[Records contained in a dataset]
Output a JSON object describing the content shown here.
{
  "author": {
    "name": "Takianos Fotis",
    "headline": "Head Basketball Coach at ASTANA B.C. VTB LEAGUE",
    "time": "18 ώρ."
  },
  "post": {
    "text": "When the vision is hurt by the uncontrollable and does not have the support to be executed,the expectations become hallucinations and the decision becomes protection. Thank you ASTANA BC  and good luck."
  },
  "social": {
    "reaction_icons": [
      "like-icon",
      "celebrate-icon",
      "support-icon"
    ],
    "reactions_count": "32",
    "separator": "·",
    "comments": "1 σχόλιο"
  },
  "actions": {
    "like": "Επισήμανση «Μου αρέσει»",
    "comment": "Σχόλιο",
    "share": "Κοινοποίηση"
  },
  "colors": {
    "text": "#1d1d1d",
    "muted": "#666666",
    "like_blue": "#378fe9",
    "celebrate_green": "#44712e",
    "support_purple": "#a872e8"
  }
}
---
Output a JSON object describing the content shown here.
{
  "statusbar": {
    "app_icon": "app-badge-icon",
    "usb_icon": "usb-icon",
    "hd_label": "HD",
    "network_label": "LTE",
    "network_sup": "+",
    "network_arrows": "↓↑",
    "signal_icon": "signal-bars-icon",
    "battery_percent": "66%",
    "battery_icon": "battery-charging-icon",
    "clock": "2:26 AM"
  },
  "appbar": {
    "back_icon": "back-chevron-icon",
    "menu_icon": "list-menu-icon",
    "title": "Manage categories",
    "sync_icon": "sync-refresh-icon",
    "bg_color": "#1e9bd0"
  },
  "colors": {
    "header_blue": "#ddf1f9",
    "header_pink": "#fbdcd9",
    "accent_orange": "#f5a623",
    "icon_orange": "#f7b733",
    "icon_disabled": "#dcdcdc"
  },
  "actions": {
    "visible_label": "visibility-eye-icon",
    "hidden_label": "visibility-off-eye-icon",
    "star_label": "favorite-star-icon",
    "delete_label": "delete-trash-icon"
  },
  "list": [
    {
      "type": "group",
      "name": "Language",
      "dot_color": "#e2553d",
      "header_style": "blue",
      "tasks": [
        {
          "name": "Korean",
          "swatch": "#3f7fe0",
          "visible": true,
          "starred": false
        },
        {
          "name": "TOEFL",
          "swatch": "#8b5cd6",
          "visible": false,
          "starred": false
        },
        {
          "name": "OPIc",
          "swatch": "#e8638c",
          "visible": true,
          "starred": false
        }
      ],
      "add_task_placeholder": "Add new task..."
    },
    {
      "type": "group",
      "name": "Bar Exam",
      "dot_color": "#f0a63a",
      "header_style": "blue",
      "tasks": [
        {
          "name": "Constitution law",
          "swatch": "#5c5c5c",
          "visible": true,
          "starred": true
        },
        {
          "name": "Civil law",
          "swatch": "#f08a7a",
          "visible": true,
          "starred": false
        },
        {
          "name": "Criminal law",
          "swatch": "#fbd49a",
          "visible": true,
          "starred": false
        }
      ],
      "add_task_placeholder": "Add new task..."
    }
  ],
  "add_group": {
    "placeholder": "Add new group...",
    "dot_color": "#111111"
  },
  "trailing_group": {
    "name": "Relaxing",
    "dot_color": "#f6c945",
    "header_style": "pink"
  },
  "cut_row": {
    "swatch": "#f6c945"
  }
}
* * *
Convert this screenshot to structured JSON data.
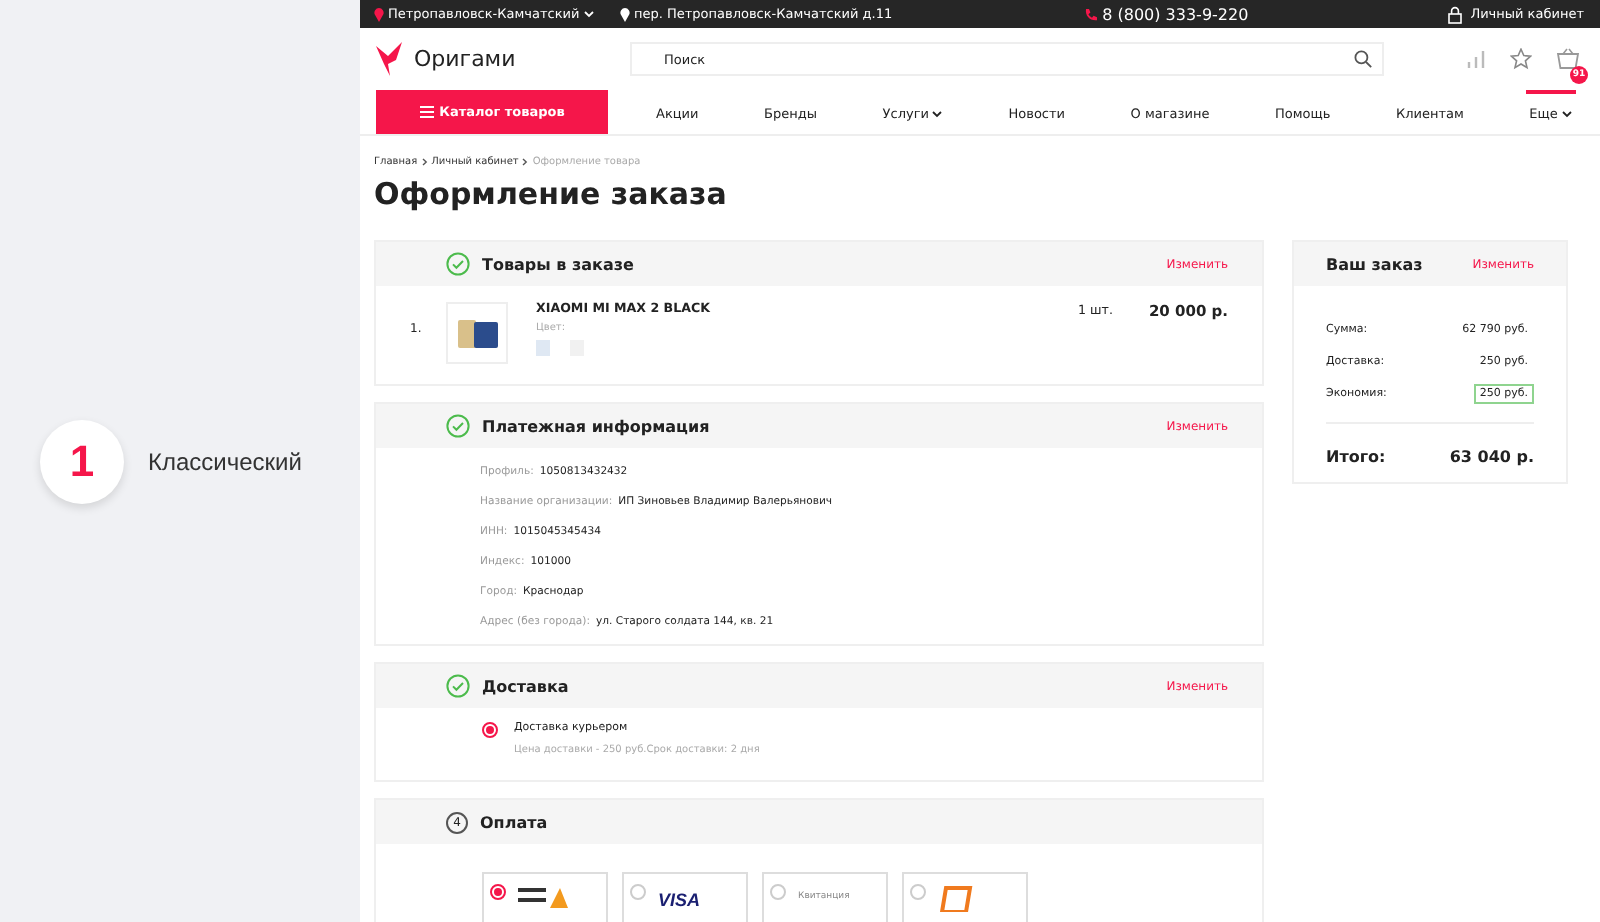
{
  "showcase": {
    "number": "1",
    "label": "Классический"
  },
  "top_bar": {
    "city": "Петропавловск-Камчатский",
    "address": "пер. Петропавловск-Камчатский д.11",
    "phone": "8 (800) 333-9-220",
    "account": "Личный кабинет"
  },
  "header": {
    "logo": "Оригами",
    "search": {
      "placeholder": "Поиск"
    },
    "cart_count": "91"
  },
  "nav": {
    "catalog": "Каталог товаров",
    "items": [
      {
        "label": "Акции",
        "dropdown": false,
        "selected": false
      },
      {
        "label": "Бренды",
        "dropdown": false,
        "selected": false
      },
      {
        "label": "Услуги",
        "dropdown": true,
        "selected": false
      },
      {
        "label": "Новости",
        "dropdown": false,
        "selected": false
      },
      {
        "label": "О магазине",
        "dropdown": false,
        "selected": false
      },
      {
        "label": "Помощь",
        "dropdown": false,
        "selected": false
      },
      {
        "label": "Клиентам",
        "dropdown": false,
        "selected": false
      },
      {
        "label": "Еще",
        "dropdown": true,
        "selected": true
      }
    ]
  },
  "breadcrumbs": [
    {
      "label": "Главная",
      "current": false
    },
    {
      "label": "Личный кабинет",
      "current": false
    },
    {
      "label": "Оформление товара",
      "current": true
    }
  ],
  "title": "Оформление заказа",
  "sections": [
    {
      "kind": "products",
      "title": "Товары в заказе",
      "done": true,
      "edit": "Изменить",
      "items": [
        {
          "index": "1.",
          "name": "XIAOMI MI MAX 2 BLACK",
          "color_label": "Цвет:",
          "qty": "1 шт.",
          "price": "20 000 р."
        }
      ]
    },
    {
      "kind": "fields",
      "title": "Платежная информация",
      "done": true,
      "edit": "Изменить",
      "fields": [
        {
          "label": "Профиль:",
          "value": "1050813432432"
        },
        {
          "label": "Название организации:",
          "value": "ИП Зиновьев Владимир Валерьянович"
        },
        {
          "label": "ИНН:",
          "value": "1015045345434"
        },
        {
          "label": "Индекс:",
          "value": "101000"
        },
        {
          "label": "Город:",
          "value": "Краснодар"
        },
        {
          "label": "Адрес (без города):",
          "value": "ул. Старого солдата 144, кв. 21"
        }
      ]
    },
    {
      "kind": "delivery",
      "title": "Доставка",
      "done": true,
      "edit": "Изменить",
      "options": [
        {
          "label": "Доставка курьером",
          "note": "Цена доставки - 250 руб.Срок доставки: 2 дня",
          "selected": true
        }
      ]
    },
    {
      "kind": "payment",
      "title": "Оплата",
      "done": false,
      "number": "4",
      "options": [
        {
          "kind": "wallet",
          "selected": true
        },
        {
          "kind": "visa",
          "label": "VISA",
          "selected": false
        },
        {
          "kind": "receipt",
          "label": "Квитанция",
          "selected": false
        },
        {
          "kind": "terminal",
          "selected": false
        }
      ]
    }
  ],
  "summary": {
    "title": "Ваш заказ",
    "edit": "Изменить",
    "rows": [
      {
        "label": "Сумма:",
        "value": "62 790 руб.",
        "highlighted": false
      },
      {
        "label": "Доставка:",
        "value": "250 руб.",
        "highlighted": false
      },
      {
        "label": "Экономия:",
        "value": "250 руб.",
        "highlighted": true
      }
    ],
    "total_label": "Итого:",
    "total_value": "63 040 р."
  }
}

▶ _WHAT YOU SHOULD DO_
Reply with nothing except the number of lines in the listing above that include "Петропавловск".

▶ _COMPLETE OUTPUT_
2